Collected data:
+++

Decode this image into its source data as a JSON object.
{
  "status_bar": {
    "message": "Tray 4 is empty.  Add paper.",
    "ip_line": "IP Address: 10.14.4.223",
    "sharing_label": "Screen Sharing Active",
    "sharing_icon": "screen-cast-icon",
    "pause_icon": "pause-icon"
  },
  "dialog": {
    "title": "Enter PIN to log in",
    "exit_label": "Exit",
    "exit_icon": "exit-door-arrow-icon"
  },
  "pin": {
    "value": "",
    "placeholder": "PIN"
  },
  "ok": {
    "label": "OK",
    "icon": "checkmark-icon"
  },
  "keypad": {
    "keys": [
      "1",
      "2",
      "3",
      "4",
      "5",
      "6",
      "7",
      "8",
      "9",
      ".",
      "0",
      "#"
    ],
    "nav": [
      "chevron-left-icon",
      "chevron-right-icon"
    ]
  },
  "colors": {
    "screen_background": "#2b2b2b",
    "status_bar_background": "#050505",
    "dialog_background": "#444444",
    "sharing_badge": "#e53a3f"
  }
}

+++

STATED TASK: Pull out every line of the entries that includes the word "icon".

THE SOLUTION:
    "sharing_icon": "screen-cast-icon",
    "pause_icon": "pause-icon"
    "exit_icon": "exit-door-arrow-icon"
    "icon": "checkmark-icon"
      "chevron-left-icon",
      "chevron-right-icon"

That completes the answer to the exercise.